Task brief:
The exercise asks you to copy every line below in which "this" appears.

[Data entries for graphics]
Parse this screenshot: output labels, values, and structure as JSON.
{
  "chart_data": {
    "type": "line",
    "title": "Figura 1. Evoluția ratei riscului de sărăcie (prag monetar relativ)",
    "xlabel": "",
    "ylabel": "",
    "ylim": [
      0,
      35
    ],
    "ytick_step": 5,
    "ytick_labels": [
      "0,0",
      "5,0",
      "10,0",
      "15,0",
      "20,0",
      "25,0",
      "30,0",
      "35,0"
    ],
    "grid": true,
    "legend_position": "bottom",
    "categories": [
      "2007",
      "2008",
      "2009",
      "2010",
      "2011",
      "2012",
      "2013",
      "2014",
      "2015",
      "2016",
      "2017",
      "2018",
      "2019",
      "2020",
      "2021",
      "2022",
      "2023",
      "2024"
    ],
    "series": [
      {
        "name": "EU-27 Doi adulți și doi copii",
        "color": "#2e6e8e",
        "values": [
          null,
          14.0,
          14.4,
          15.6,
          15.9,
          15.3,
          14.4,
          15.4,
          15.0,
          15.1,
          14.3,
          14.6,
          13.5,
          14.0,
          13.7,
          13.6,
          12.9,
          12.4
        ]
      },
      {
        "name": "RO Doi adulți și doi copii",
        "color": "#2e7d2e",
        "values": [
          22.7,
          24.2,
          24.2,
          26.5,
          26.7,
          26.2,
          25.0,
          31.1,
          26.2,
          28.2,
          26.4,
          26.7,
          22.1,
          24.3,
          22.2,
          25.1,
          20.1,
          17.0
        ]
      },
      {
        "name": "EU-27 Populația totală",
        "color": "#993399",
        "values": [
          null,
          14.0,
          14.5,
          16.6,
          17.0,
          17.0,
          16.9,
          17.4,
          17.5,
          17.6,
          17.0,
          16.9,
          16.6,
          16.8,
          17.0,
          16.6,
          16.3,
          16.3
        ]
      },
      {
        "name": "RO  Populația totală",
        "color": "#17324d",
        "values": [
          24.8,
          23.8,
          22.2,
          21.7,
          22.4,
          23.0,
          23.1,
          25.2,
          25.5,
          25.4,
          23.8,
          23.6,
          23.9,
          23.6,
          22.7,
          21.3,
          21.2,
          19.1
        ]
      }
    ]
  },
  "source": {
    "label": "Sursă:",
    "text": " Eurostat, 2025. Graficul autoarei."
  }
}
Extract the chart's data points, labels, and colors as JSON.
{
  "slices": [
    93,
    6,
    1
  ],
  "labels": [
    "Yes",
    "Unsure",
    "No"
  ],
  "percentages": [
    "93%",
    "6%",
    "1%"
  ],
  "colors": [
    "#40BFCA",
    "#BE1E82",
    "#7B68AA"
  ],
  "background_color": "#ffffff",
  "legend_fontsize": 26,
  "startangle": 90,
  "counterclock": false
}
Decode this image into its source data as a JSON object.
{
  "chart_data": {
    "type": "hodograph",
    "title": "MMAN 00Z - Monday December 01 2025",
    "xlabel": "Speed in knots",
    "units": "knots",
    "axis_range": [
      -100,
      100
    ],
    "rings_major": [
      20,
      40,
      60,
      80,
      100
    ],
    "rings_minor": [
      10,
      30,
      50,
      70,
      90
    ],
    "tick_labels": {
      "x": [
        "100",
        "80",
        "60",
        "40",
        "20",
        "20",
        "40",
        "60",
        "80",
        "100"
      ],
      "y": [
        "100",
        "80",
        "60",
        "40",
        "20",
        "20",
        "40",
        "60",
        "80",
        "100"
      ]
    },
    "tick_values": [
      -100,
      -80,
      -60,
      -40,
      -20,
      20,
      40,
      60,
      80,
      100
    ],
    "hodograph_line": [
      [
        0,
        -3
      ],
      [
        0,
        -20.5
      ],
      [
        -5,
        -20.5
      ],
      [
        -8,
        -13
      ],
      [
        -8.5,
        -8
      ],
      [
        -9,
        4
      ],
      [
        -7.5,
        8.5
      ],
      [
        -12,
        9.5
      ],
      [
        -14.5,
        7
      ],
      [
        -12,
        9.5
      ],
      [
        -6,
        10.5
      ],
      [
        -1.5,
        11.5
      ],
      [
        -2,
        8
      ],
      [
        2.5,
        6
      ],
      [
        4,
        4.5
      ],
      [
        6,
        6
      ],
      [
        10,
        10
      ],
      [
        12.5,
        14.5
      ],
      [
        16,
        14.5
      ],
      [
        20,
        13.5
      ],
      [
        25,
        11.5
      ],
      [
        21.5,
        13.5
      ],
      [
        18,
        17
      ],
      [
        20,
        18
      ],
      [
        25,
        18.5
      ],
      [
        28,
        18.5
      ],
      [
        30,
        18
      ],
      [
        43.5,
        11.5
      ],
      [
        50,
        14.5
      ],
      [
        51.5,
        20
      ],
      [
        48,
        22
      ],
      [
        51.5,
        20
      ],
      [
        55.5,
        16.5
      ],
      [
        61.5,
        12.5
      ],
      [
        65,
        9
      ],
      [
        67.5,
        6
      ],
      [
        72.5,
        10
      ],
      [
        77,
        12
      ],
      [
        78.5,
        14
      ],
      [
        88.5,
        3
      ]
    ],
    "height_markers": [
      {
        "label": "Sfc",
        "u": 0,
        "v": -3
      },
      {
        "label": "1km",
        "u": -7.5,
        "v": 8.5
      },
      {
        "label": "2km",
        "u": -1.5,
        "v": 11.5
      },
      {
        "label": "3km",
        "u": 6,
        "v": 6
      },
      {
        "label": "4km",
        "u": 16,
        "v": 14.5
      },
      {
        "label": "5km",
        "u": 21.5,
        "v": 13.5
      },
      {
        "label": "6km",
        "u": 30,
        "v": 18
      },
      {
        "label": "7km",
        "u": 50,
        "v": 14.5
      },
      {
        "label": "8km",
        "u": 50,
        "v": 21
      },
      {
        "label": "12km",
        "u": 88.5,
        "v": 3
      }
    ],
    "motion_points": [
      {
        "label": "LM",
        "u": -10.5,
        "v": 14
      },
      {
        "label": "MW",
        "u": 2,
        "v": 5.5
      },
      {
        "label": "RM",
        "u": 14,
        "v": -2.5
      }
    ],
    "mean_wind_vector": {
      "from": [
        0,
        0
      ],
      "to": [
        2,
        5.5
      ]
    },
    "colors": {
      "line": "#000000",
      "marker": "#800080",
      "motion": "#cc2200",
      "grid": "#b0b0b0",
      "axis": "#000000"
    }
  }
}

Completed exercise:
Parse this screenshot: output labels, values, and structure as JSON.
Decode this image into its source data as a JSON object.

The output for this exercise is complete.